◆ **What is needed**: Select from the data all lines with the word "gained".

[Figure dataset records]
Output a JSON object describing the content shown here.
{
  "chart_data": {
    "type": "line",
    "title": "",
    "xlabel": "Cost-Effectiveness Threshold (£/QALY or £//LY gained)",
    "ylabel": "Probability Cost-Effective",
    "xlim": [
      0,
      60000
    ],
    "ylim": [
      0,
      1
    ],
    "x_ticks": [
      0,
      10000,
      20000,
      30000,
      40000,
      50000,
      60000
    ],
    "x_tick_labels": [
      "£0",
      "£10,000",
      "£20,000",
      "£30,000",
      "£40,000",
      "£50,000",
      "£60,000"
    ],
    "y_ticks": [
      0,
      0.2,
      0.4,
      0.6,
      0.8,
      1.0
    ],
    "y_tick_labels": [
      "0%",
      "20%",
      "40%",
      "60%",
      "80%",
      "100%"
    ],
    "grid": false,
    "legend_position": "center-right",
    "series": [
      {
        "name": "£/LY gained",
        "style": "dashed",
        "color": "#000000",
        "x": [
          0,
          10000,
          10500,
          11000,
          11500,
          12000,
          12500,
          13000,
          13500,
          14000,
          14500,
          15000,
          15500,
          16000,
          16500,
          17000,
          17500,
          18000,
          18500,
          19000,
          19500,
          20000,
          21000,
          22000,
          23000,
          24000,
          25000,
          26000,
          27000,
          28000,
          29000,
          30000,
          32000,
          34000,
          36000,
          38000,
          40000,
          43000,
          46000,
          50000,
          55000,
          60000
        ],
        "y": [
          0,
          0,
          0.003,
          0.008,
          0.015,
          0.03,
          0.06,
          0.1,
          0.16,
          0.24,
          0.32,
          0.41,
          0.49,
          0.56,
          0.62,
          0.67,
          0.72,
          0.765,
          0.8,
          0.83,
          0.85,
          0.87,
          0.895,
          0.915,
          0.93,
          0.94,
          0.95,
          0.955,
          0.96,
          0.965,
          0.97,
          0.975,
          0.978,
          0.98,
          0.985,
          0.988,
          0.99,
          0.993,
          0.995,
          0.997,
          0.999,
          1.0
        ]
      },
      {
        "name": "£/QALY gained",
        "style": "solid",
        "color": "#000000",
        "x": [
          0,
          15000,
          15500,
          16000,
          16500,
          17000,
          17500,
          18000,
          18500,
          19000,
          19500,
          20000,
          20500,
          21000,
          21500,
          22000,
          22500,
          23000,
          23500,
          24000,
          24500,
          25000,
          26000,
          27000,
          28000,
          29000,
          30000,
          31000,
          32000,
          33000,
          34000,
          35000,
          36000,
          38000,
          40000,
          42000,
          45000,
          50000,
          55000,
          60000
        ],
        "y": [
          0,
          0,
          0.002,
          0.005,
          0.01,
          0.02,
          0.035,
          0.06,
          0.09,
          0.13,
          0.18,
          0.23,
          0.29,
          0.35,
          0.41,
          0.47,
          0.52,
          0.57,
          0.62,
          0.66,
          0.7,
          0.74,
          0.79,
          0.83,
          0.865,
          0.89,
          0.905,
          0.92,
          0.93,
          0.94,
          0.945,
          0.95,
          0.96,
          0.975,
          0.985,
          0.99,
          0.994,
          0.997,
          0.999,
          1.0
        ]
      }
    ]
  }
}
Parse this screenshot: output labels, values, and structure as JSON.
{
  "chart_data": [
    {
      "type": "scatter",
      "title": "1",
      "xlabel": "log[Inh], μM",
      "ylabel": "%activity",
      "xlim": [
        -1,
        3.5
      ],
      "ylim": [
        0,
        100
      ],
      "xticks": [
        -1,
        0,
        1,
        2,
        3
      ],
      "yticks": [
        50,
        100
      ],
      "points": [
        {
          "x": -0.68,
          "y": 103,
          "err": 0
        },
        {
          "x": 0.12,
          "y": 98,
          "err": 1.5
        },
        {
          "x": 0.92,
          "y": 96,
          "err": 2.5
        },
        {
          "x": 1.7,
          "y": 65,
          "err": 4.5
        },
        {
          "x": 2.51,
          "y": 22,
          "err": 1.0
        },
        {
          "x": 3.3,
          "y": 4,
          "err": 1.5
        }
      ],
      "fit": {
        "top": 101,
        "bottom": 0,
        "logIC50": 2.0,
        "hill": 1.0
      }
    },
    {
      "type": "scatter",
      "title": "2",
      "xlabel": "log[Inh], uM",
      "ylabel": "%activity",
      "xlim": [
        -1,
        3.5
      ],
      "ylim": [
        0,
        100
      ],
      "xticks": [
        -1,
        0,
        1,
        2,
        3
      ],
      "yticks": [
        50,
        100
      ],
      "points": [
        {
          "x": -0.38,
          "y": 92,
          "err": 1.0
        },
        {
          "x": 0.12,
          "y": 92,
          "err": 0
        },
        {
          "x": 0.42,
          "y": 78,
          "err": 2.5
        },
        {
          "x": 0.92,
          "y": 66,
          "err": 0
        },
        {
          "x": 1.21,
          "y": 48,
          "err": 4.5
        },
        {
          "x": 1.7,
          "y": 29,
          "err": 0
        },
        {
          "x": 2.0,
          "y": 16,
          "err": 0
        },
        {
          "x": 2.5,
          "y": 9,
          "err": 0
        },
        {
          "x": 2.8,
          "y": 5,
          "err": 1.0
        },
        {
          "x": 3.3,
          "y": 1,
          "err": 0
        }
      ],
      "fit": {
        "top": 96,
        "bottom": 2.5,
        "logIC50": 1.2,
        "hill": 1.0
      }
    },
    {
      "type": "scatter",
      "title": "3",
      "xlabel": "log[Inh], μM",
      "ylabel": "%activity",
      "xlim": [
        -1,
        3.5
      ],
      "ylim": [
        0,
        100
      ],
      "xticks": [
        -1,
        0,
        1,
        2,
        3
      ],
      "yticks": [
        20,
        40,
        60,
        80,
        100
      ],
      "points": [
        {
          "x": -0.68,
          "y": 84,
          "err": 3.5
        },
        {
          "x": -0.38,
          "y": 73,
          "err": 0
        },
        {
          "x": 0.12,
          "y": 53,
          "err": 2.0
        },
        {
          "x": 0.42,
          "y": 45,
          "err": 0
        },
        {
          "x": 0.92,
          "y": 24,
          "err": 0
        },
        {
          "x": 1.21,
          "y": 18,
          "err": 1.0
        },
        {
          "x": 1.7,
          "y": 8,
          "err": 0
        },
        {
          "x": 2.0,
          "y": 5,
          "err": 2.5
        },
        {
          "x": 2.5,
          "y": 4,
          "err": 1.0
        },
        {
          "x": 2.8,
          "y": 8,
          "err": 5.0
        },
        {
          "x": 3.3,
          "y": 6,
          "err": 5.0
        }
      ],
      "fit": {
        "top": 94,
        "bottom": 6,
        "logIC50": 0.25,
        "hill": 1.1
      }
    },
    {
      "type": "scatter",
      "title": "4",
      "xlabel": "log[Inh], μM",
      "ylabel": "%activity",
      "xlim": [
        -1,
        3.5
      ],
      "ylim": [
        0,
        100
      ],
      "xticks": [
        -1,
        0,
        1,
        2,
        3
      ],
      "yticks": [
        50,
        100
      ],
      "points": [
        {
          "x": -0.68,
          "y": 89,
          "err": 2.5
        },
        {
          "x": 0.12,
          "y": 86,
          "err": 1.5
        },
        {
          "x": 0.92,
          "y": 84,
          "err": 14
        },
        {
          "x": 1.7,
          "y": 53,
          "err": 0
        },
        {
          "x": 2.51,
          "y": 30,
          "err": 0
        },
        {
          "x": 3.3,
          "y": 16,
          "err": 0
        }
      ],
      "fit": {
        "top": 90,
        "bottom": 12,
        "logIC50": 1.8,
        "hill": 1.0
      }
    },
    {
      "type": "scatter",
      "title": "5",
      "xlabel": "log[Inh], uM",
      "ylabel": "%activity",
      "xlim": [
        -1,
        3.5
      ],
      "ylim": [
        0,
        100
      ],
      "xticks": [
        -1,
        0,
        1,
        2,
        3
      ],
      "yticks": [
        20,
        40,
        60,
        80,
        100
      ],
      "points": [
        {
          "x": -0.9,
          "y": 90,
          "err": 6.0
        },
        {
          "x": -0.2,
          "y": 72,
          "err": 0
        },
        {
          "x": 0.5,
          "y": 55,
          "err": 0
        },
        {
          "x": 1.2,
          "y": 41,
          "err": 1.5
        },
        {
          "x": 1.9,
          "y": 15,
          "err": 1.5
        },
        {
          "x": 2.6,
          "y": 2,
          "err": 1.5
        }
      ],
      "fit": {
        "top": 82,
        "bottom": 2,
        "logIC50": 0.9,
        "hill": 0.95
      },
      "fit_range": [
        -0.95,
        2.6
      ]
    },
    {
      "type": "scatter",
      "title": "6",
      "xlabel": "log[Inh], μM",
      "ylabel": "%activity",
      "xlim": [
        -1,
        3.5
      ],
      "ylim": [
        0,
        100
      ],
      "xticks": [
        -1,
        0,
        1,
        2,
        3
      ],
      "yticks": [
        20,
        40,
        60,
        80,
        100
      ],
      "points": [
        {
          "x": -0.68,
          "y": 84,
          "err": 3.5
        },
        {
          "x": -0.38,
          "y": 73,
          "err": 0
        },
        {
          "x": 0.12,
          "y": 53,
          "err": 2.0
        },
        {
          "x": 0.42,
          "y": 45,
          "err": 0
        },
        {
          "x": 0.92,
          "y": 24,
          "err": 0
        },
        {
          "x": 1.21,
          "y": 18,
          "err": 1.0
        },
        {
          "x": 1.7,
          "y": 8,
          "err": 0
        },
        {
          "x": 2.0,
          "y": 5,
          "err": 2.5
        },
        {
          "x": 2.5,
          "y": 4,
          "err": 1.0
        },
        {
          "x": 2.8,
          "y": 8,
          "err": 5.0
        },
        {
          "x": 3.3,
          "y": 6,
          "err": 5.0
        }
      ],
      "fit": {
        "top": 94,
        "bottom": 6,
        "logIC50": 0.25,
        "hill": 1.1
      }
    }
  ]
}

◆ **Full output**:
    "xlabel": "Cost-Effectiveness Threshold (£/QALY or £//LY gained)",
        "name": "£/LY gained",
        "name": "£/QALY gained",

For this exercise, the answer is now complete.